▼

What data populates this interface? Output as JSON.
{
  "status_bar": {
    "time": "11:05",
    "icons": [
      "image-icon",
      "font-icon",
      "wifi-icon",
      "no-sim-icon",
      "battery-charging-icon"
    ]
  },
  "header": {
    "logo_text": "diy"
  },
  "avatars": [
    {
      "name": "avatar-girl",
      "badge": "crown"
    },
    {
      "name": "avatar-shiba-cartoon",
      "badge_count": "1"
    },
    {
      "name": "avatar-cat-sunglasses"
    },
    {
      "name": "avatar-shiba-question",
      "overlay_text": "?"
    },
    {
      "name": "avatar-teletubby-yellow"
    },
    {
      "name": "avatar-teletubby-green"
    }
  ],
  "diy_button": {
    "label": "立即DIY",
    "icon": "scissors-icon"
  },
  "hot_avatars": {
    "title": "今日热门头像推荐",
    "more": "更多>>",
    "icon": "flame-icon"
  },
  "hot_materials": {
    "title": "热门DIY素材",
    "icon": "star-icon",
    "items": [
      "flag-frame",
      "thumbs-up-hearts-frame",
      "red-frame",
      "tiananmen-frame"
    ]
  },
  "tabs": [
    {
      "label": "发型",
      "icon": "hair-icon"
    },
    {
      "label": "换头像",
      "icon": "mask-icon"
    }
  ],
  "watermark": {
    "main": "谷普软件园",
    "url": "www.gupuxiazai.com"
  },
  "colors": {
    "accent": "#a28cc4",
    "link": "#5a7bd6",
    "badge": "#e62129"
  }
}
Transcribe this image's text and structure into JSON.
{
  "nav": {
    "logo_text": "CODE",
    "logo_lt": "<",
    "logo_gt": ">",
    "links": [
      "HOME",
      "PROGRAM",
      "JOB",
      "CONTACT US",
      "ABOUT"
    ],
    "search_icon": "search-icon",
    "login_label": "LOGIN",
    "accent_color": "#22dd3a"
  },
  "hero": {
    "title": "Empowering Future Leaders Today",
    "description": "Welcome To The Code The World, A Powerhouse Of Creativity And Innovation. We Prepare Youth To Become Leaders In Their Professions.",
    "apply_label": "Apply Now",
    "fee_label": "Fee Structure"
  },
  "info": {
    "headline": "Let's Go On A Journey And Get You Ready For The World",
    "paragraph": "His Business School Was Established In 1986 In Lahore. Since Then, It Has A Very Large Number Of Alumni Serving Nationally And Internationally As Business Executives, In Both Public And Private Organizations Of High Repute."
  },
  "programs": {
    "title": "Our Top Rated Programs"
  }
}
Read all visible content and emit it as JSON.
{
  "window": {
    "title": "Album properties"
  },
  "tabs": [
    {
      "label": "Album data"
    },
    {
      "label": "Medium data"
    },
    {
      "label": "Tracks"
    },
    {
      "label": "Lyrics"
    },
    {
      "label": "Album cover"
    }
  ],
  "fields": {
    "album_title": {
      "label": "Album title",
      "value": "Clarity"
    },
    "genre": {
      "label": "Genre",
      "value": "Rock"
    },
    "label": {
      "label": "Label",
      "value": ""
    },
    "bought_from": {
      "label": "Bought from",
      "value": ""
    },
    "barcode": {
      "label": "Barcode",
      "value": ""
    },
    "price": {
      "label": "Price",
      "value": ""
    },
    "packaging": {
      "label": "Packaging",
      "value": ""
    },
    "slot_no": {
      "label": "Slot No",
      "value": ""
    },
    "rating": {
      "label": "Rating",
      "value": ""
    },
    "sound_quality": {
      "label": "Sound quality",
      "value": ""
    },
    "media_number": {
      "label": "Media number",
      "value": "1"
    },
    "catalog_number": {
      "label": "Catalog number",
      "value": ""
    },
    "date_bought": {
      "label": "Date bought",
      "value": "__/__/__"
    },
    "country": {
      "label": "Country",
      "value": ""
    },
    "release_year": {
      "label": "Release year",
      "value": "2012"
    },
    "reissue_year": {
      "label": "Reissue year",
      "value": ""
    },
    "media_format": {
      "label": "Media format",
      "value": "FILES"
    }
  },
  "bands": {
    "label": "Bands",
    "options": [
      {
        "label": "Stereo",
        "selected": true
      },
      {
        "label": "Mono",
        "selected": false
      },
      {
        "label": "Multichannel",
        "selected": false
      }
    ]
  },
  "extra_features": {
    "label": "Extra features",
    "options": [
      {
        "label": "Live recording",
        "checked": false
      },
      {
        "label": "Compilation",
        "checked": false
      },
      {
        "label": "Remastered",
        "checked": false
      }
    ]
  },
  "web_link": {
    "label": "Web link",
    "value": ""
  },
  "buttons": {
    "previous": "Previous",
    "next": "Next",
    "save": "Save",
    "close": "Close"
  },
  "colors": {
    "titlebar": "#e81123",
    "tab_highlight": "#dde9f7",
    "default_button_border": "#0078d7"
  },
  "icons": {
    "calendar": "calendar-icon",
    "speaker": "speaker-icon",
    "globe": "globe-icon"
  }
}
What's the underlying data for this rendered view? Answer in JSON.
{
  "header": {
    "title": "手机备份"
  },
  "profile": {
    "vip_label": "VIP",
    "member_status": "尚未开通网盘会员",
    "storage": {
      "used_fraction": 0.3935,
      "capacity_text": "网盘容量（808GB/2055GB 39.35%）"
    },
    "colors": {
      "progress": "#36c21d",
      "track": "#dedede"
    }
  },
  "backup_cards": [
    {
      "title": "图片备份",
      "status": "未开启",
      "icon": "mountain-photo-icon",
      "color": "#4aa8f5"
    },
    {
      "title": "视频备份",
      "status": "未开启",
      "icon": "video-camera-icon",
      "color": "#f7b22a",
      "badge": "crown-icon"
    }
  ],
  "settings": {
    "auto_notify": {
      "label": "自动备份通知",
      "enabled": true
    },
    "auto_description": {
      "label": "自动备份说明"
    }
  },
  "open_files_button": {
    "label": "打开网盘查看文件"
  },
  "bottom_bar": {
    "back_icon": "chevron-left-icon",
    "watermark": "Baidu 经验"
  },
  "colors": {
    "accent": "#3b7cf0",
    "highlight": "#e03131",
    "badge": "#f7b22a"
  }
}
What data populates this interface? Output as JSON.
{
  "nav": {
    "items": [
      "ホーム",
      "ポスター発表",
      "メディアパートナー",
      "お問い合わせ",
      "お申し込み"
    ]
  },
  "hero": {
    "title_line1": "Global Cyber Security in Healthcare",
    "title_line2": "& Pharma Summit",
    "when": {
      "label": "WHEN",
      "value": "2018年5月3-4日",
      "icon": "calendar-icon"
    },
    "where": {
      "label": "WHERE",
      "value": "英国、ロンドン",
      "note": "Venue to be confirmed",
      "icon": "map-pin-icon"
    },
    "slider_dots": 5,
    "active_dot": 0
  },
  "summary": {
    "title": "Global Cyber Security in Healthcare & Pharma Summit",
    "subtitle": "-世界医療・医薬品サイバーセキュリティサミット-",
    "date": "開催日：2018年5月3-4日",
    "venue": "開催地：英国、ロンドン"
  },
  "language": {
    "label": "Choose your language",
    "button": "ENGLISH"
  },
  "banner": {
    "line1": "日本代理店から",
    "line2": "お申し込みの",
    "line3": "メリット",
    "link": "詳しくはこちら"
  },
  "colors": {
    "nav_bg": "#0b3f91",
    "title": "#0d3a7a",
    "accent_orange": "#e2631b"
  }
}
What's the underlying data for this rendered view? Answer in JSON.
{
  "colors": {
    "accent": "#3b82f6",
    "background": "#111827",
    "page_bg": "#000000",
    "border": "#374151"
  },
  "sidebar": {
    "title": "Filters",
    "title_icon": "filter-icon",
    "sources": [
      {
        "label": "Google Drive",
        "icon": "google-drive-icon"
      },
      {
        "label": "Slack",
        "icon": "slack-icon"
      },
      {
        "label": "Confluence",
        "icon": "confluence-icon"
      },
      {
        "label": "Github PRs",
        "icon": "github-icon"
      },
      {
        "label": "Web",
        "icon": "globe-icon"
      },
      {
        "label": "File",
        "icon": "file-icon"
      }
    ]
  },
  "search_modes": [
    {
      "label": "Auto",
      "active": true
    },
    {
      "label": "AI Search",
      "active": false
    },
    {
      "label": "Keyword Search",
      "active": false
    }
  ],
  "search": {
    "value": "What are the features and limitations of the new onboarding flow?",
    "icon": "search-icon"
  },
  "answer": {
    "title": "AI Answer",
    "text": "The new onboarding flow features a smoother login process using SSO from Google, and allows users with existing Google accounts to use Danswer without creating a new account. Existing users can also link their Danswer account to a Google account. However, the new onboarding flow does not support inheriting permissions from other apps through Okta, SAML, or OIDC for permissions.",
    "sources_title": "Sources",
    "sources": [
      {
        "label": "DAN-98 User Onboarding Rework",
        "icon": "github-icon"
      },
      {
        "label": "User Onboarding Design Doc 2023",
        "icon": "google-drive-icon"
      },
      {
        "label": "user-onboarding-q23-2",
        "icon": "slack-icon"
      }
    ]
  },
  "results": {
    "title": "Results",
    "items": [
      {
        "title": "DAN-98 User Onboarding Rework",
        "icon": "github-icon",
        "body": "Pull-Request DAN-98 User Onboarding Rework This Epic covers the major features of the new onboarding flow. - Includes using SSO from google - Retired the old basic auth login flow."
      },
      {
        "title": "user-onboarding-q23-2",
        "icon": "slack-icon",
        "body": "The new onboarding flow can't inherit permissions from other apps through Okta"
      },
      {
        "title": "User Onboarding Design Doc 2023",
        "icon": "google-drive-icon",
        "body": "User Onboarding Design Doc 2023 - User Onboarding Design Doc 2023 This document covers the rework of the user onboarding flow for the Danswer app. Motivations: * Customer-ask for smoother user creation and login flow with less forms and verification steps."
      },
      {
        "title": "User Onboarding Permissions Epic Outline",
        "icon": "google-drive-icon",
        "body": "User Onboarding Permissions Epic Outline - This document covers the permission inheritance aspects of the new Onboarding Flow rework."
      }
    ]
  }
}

▲

TASK PROMPT. Report each line in the preceding entries that holds the string "shiba".

CORRECT ANSWER.
      "name": "avatar-shiba-cartoon",
      "name": "avatar-shiba-question",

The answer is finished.